= The request =
Search the listing below for the string "structured" and copy every line where it occurs.

****************

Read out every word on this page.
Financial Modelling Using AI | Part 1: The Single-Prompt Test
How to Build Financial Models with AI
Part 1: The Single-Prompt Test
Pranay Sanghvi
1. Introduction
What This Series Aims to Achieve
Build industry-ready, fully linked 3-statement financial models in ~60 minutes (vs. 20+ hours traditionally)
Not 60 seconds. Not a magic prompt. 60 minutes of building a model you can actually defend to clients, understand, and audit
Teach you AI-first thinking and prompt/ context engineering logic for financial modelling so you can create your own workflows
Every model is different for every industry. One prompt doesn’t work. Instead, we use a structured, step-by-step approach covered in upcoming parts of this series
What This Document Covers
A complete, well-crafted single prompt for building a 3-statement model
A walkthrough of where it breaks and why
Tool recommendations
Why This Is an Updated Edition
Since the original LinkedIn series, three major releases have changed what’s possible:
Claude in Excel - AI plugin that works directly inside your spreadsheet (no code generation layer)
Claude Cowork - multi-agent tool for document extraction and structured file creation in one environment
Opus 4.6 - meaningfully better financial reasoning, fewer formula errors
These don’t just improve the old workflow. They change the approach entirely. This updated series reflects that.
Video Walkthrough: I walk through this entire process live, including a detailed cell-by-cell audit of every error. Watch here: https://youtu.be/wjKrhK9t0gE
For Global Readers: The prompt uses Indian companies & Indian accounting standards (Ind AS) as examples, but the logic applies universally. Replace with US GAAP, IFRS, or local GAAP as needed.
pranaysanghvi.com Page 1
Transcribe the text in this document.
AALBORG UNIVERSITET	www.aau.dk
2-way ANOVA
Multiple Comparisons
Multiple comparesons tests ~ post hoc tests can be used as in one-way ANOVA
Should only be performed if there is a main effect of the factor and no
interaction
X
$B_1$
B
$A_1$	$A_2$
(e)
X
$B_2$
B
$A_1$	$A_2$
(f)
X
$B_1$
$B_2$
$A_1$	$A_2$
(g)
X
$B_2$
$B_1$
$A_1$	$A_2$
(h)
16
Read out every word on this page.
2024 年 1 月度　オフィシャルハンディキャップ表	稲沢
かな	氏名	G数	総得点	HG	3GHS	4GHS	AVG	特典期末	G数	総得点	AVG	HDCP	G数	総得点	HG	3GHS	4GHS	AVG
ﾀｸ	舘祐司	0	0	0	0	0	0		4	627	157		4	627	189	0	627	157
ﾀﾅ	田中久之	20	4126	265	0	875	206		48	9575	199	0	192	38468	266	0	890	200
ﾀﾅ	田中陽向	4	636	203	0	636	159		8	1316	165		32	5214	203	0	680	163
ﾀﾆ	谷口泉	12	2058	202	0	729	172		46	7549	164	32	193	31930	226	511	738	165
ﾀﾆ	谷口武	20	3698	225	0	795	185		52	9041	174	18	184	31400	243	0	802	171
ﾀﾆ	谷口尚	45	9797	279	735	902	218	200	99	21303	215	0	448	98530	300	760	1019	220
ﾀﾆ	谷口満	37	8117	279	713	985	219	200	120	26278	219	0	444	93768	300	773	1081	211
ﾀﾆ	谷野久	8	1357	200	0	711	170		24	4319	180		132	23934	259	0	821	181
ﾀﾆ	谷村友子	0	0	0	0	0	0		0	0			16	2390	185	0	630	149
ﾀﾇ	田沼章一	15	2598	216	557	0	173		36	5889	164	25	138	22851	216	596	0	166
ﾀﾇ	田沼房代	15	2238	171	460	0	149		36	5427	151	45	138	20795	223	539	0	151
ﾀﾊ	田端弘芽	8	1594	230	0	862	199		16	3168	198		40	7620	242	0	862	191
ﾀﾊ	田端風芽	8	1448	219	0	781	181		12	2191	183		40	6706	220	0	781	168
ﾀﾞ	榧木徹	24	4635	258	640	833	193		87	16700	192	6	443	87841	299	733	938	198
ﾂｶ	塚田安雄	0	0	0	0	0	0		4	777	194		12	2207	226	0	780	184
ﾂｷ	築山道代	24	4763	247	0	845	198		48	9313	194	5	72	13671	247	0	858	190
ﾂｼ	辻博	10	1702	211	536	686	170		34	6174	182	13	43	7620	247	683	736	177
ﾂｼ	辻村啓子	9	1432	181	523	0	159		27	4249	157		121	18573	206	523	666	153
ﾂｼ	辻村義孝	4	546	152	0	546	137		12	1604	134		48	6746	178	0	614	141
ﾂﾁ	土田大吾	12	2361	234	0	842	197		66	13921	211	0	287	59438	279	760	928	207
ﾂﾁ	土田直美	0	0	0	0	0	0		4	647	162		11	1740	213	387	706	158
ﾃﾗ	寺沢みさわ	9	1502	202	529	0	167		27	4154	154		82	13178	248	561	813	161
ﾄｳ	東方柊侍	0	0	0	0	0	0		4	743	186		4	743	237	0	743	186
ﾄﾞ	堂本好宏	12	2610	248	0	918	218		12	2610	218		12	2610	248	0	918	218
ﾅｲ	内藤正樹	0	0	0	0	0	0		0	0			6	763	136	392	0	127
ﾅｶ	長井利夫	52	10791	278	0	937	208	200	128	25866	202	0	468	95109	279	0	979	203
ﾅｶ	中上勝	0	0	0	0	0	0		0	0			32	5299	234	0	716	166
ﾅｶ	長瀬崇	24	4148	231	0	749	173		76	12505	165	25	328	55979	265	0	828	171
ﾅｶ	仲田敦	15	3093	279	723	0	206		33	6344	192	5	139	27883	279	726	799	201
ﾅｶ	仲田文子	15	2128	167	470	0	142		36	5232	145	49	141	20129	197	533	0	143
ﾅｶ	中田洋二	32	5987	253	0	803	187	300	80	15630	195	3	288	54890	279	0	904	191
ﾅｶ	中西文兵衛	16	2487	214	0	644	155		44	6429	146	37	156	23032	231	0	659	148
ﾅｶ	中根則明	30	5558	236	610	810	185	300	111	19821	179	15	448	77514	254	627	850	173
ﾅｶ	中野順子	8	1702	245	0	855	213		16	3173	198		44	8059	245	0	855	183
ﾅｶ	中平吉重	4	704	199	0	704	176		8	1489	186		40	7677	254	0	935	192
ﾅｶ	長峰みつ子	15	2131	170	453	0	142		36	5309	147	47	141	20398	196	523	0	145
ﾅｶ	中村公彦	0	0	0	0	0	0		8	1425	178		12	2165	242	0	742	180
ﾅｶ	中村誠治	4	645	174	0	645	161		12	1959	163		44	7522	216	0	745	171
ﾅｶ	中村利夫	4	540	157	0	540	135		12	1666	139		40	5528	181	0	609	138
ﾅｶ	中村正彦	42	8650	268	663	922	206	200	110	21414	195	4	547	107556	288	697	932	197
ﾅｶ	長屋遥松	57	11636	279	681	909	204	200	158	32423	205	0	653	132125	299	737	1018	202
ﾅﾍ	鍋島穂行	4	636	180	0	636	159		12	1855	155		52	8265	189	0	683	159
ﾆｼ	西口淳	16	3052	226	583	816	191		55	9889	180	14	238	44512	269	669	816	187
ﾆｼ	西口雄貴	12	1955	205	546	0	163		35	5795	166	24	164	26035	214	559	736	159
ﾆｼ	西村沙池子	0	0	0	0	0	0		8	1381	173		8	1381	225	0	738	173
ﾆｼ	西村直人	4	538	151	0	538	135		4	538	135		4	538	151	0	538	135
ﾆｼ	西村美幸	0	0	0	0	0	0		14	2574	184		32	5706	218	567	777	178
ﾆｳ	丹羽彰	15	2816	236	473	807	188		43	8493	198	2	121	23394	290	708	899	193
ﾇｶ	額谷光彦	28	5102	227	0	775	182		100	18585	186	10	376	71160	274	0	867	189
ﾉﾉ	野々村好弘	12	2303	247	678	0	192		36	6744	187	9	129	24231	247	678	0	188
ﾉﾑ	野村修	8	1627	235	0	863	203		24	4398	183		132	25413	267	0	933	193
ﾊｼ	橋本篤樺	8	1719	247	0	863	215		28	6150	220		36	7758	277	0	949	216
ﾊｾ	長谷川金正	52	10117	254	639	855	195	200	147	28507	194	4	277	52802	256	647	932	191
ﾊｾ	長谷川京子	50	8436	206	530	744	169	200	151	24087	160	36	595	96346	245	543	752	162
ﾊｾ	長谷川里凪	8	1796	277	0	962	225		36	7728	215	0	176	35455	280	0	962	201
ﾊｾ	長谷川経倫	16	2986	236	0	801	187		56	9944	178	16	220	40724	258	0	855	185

****************

= Solution to the exercise =
Every model is different for every industry. One prompt doesn’t work. Instead, we use a structured, step-by-step approach covered in upcoming parts of this series
Claude Cowork - multi-agent tool for document extraction and structured file creation in one environment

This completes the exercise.